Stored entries
>> START

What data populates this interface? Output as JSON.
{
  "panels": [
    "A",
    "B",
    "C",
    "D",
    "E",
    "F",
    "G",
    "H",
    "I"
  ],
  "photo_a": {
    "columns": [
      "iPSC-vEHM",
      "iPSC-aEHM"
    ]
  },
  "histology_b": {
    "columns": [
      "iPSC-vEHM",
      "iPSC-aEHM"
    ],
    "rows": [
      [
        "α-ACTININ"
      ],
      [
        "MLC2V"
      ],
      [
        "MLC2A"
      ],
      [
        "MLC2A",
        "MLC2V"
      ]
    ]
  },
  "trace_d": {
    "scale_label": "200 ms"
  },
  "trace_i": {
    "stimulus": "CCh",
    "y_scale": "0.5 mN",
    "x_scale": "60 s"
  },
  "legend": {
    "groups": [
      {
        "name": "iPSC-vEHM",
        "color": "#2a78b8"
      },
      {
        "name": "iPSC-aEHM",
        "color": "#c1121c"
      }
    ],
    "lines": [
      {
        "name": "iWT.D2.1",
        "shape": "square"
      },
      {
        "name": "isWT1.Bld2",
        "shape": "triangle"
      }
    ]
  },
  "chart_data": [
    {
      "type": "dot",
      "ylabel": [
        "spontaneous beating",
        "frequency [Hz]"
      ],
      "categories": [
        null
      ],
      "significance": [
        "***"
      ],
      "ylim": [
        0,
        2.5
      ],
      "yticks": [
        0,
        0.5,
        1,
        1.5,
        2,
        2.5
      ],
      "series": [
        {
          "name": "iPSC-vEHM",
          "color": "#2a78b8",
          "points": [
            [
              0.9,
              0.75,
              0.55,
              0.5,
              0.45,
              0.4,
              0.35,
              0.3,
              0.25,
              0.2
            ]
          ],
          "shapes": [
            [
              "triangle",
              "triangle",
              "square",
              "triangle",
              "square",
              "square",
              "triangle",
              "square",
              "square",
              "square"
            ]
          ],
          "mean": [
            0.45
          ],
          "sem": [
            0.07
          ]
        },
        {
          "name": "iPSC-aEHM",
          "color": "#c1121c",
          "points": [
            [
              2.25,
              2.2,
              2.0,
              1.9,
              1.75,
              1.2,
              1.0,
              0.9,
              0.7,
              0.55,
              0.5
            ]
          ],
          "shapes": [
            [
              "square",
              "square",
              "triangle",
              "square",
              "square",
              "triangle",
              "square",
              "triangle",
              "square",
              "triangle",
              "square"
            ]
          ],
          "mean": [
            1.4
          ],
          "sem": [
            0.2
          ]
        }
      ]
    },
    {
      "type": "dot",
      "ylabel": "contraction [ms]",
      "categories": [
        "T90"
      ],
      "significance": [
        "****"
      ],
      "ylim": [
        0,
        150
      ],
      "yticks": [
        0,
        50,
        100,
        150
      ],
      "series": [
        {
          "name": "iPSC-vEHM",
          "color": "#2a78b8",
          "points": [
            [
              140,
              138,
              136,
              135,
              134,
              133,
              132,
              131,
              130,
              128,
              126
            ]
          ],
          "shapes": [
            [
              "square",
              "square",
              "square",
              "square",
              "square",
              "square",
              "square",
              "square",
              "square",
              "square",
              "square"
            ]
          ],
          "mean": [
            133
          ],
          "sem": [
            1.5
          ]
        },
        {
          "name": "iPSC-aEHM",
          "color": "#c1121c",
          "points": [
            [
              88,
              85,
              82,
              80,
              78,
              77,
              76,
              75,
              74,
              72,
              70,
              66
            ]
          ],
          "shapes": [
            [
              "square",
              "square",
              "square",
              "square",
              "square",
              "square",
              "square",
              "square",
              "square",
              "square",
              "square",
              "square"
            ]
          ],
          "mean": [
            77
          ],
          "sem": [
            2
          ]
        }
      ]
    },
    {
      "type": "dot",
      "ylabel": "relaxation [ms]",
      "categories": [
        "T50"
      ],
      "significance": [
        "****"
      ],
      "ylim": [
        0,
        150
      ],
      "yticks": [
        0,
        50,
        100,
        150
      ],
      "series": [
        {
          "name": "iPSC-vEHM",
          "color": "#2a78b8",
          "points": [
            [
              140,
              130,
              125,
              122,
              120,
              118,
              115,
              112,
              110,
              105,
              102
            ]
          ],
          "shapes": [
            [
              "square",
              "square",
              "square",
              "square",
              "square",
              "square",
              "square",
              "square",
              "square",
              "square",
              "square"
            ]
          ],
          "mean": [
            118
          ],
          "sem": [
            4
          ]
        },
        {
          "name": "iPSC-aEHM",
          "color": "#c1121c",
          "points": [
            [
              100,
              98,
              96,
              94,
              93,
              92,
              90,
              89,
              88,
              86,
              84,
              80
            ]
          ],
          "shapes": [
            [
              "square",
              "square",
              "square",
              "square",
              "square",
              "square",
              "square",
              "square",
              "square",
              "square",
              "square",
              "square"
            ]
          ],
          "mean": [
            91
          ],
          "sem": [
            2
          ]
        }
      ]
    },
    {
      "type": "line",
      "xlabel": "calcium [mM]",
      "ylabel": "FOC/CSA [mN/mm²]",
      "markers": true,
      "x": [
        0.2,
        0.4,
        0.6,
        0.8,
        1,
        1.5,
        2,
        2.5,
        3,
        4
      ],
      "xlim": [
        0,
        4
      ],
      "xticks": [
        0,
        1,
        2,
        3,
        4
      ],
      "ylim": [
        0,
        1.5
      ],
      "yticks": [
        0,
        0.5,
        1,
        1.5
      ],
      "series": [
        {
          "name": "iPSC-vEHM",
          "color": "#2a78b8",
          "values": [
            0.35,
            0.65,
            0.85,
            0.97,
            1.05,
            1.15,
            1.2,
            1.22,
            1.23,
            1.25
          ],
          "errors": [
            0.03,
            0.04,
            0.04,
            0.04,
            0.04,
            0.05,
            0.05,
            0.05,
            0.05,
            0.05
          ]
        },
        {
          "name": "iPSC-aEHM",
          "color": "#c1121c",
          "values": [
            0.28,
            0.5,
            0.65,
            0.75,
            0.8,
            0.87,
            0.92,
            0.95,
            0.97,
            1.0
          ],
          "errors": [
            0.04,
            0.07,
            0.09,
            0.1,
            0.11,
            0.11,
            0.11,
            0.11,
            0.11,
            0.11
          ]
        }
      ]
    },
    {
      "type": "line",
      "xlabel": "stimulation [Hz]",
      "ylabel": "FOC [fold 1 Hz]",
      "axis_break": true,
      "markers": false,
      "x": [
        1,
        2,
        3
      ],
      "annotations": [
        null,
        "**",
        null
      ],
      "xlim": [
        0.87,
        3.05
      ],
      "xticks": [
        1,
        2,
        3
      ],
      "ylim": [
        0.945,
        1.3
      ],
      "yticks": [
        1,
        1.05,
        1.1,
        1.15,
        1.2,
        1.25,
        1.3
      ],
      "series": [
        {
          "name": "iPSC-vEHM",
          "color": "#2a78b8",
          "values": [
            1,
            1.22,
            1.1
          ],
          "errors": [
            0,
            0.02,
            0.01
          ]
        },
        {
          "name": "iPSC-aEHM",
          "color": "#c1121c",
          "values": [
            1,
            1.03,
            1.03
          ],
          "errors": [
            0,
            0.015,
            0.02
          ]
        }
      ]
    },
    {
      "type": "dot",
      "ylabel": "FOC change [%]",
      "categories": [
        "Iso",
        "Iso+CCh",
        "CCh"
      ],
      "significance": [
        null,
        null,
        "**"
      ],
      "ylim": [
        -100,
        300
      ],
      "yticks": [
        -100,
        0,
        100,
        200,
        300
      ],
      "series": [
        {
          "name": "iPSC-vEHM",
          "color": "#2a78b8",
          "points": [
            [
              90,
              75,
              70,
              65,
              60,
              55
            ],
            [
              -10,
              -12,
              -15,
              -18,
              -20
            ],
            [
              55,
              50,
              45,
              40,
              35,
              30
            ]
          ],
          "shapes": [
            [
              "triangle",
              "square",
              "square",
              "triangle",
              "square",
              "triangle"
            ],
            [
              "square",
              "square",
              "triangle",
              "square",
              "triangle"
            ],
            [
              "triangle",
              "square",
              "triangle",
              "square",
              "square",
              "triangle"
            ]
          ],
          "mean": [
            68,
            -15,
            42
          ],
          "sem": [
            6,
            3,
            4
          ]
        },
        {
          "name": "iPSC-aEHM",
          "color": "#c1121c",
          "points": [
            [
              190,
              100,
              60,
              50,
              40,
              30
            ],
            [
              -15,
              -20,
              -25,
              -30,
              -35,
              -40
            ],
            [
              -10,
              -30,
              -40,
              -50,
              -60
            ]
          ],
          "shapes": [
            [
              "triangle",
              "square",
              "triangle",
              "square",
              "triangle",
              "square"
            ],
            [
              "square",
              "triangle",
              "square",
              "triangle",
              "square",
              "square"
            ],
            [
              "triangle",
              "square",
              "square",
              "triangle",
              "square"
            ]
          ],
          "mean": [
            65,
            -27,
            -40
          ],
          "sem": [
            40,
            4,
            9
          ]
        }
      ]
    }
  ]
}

>> END

§ Exercise details:
List each line in the listing that contains the string "ylabel".

§ Result of this exercise:
      "ylabel": [
      "ylabel": "contraction [ms]",
      "ylabel": "relaxation [ms]",
      "ylabel": "FOC/CSA [mN/mm²]",
      "ylabel": "FOC [fold 1 Hz]",
      "ylabel": "FOC change [%]",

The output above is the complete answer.